- _STATED PROBLEM_
Tally the lines that contain the string "anywhere" and state that total without comment.

— Start RECORDS FOR THE TASK —

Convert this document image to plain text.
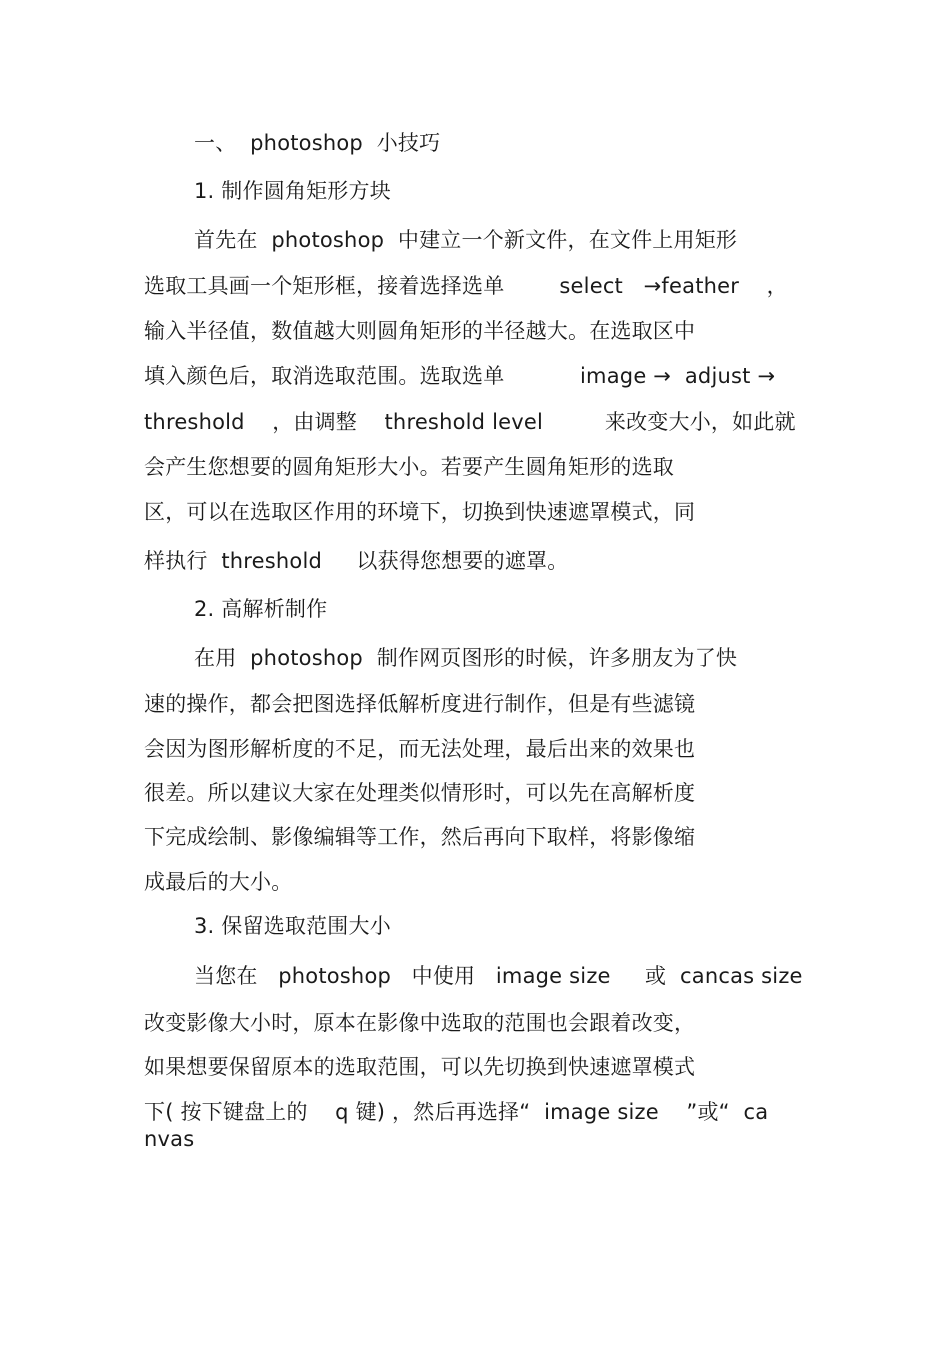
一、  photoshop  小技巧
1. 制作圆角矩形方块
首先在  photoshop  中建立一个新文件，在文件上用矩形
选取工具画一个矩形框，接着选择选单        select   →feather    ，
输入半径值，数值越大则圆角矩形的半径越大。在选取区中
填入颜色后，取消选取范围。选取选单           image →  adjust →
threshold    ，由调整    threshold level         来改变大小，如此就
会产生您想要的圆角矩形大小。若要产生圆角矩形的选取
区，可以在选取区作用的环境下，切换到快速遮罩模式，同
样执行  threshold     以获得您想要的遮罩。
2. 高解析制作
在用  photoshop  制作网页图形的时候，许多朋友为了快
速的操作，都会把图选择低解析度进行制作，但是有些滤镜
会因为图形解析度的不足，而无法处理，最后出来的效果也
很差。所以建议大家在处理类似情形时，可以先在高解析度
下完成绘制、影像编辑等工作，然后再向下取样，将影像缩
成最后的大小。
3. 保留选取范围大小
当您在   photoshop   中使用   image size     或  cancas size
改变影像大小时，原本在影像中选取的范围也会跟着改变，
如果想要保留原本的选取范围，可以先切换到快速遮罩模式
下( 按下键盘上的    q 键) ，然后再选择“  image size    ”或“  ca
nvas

— End RECORDS FOR THE TASK —
— Start RECORDS FOR THE TASK —

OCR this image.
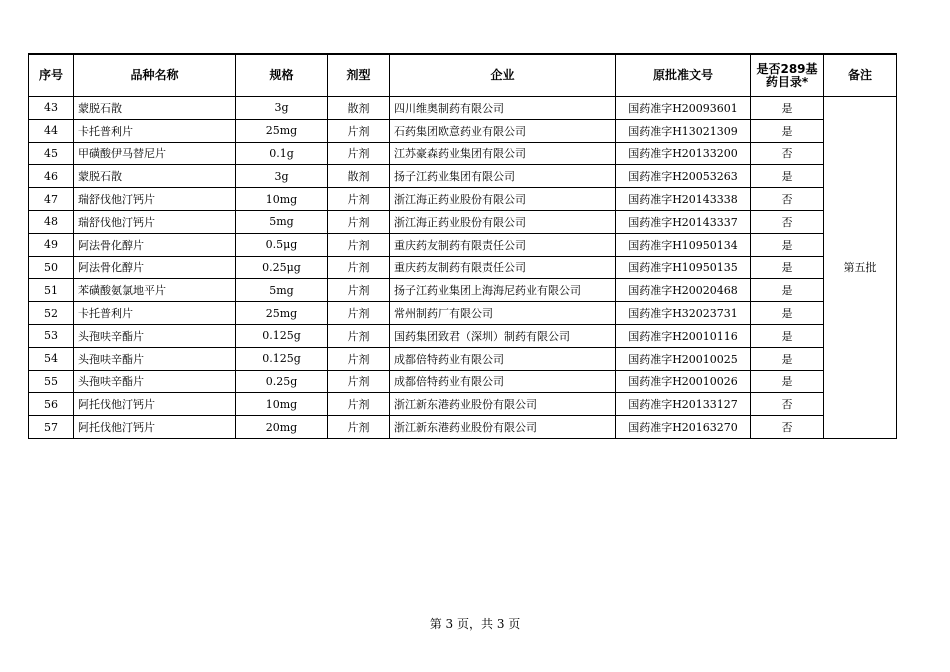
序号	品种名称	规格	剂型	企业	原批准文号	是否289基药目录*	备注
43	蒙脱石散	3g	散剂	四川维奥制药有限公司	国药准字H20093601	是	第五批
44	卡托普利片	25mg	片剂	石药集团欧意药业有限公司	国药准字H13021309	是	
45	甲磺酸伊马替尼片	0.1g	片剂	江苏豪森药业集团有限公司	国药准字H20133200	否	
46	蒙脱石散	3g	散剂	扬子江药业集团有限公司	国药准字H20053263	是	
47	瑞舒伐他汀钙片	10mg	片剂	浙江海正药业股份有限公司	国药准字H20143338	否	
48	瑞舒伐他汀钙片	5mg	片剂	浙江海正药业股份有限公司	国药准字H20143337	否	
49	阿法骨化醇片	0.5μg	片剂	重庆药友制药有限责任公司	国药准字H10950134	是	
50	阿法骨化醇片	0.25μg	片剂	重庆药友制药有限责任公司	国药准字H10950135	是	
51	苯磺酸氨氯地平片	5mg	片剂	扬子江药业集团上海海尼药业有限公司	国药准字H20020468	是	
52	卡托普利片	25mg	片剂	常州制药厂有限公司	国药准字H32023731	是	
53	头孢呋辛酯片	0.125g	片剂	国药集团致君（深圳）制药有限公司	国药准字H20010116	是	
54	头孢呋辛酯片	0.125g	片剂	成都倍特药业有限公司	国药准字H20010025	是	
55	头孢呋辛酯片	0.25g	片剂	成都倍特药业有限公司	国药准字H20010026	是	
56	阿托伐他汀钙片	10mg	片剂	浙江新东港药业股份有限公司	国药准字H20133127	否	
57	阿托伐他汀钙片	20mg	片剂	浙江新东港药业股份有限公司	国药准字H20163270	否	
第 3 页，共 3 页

— End RECORDS FOR THE TASK —
— Start RECORDS FOR THE TASK —

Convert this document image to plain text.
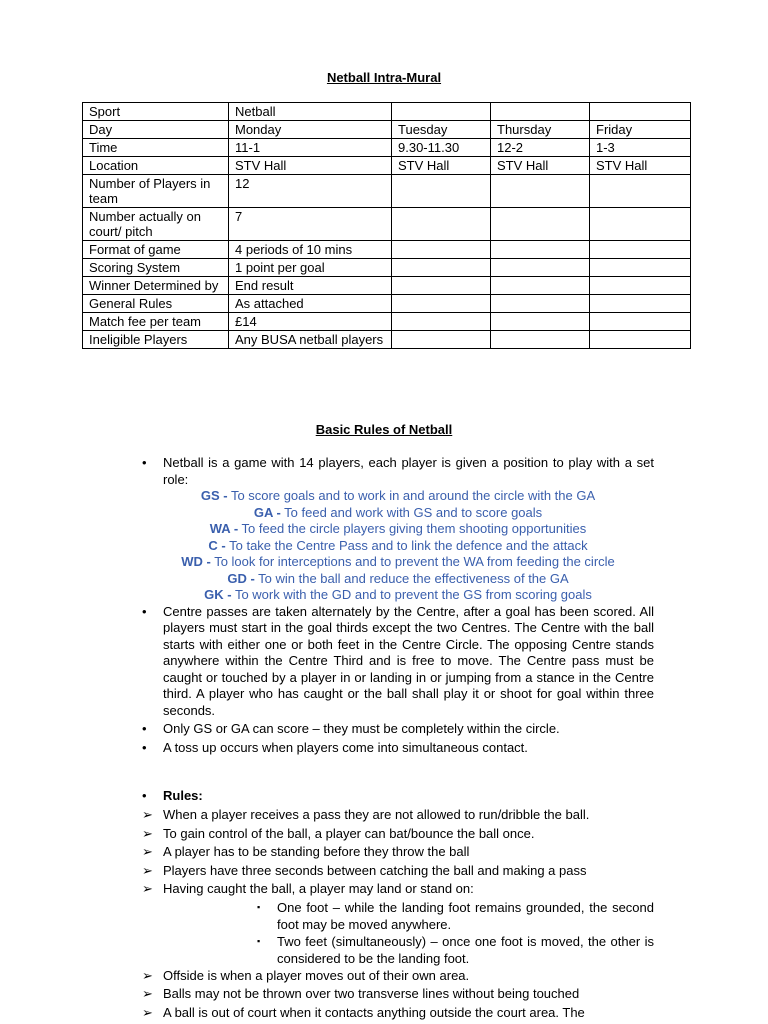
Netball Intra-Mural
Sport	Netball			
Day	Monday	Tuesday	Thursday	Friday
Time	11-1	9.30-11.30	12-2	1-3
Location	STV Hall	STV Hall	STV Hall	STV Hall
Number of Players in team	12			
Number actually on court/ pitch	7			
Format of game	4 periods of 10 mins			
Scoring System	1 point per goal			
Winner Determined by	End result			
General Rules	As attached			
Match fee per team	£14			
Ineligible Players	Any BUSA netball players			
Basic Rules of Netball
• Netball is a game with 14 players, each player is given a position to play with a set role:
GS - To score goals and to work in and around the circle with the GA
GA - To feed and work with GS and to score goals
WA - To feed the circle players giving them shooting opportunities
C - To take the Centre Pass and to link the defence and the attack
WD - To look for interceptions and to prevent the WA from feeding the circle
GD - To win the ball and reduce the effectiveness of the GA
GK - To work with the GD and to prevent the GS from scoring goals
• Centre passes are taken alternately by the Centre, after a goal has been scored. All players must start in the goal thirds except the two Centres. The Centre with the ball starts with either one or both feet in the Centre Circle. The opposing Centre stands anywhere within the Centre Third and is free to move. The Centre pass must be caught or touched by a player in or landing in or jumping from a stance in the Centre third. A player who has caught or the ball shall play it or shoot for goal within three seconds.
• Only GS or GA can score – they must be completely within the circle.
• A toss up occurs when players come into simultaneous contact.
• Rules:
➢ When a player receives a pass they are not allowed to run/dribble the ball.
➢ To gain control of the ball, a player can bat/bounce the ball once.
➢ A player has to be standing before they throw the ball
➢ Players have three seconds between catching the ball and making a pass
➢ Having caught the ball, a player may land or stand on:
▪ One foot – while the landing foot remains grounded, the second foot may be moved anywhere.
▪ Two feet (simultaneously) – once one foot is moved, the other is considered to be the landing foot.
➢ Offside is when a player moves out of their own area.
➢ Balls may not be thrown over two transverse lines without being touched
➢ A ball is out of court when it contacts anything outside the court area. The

— End RECORDS FOR THE TASK —

- _TASK RESPONSE_
2